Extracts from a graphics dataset
___

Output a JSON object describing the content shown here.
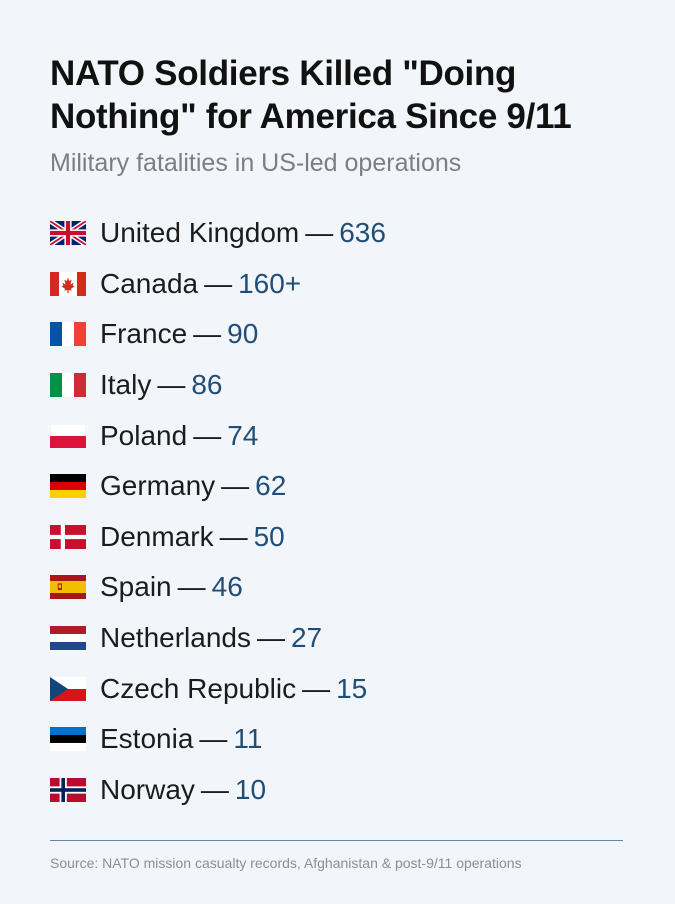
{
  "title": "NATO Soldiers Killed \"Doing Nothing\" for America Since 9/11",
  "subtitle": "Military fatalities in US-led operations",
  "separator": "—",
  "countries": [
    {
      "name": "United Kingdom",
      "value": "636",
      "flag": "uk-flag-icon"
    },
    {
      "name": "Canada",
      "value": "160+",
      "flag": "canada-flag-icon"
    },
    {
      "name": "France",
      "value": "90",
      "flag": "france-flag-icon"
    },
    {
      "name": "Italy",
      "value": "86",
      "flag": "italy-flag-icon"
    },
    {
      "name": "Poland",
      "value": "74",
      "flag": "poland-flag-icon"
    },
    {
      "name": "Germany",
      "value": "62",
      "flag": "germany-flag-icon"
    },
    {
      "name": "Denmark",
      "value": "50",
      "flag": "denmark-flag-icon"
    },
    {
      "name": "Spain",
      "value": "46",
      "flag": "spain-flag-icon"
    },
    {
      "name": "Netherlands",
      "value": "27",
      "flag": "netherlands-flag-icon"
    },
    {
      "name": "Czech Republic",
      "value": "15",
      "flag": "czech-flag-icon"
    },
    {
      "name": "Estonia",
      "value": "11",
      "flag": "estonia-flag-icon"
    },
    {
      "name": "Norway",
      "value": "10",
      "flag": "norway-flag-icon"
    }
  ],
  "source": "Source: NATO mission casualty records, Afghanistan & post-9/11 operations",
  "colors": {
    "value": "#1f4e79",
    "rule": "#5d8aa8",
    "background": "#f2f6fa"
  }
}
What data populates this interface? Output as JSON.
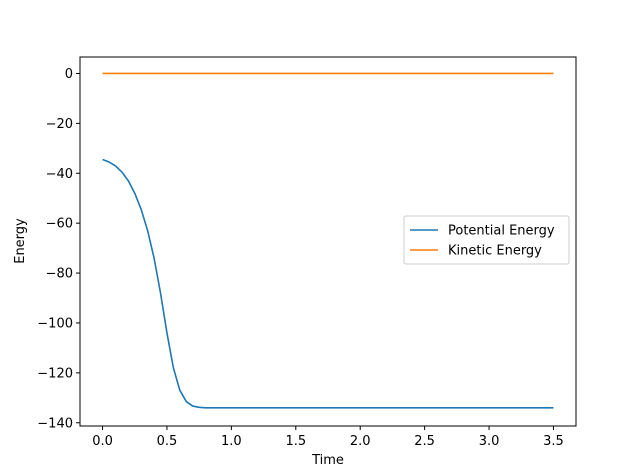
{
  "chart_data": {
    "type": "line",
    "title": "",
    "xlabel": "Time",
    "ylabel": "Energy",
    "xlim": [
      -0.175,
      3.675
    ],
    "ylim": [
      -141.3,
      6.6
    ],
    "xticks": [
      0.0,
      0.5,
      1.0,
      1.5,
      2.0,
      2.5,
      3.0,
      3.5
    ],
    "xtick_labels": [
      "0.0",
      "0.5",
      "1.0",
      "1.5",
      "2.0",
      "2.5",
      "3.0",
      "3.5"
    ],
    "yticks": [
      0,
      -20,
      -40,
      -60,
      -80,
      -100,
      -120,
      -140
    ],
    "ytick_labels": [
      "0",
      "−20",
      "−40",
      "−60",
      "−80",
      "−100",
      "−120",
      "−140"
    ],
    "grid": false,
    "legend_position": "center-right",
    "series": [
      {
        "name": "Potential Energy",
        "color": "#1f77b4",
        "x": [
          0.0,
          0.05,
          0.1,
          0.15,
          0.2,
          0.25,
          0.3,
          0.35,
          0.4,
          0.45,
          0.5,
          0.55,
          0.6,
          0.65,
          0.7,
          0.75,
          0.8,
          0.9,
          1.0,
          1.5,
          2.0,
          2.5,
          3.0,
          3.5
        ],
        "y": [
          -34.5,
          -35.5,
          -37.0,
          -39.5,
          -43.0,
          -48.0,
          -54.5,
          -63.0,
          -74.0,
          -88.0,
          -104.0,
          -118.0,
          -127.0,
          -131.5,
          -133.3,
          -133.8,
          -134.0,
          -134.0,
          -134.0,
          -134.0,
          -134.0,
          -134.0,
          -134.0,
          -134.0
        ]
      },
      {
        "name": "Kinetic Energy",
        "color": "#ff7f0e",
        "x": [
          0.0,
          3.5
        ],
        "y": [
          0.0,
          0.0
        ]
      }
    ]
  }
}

___

Task details — Give all the lines above again, character for character, without pictures.

Full answer —
Output a JSON object describing the content shown here.
{
  "title": "NATO Soldiers Killed \"Doing Nothing\" for America Since 9/11",
  "subtitle": "Military fatalities in US-led operations",
  "separator": "—",
  "countries": [
    {
      "name": "United Kingdom",
      "value": "636",
      "flag": "uk-flag-icon"
    },
    {
      "name": "Canada",
      "value": "160+",
      "flag": "canada-flag-icon"
    },
    {
      "name": "France",
      "value": "90",
      "flag": "france-flag-icon"
    },
    {
      "name": "Italy",
      "value": "86",
      "flag": "italy-flag-icon"
    },
    {
      "name": "Poland",
      "value": "74",
      "flag": "poland-flag-icon"
    },
    {
      "name": "Germany",
      "value": "62",
      "flag": "germany-flag-icon"
    },
    {
      "name": "Denmark",
      "value": "50",
      "flag": "denmark-flag-icon"
    },
    {
      "name": "Spain",
      "value": "46",
      "flag": "spain-flag-icon"
    },
    {
      "name": "Netherlands",
      "value": "27",
      "flag": "netherlands-flag-icon"
    },
    {
      "name": "Czech Republic",
      "value": "15",
      "flag": "czech-flag-icon"
    },
    {
      "name": "Estonia",
      "value": "11",
      "flag": "estonia-flag-icon"
    },
    {
      "name": "Norway",
      "value": "10",
      "flag": "norway-flag-icon"
    }
  ],
  "source": "Source: NATO mission casualty records, Afghanistan & post-9/11 operations",
  "colors": {
    "value": "#1f4e79",
    "rule": "#5d8aa8",
    "background": "#f2f6fa"
  }
}
What data populates this interface? Output as JSON.
{
  "chart_data": {
    "type": "line",
    "title": "",
    "xlabel": "Time",
    "ylabel": "Energy",
    "xlim": [
      -0.175,
      3.675
    ],
    "ylim": [
      -141.3,
      6.6
    ],
    "xticks": [
      0.0,
      0.5,
      1.0,
      1.5,
      2.0,
      2.5,
      3.0,
      3.5
    ],
    "xtick_labels": [
      "0.0",
      "0.5",
      "1.0",
      "1.5",
      "2.0",
      "2.5",
      "3.0",
      "3.5"
    ],
    "yticks": [
      0,
      -20,
      -40,
      -60,
      -80,
      -100,
      -120,
      -140
    ],
    "ytick_labels": [
      "0",
      "−20",
      "−40",
      "−60",
      "−80",
      "−100",
      "−120",
      "−140"
    ],
    "grid": false,
    "legend_position": "center-right",
    "series": [
      {
        "name": "Potential Energy",
        "color": "#1f77b4",
        "x": [
          0.0,
          0.05,
          0.1,
          0.15,
          0.2,
          0.25,
          0.3,
          0.35,
          0.4,
          0.45,
          0.5,
          0.55,
          0.6,
          0.65,
          0.7,
          0.75,
          0.8,
          0.9,
          1.0,
          1.5,
          2.0,
          2.5,
          3.0,
          3.5
        ],
        "y": [
          -34.5,
          -35.5,
          -37.0,
          -39.5,
          -43.0,
          -48.0,
          -54.5,
          -63.0,
          -74.0,
          -88.0,
          -104.0,
          -118.0,
          -127.0,
          -131.5,
          -133.3,
          -133.8,
          -134.0,
          -134.0,
          -134.0,
          -134.0,
          -134.0,
          -134.0,
          -134.0,
          -134.0
        ]
      },
      {
        "name": "Kinetic Energy",
        "color": "#ff7f0e",
        "x": [
          0.0,
          3.5
        ],
        "y": [
          0.0,
          0.0
        ]
      }
    ]
  }
}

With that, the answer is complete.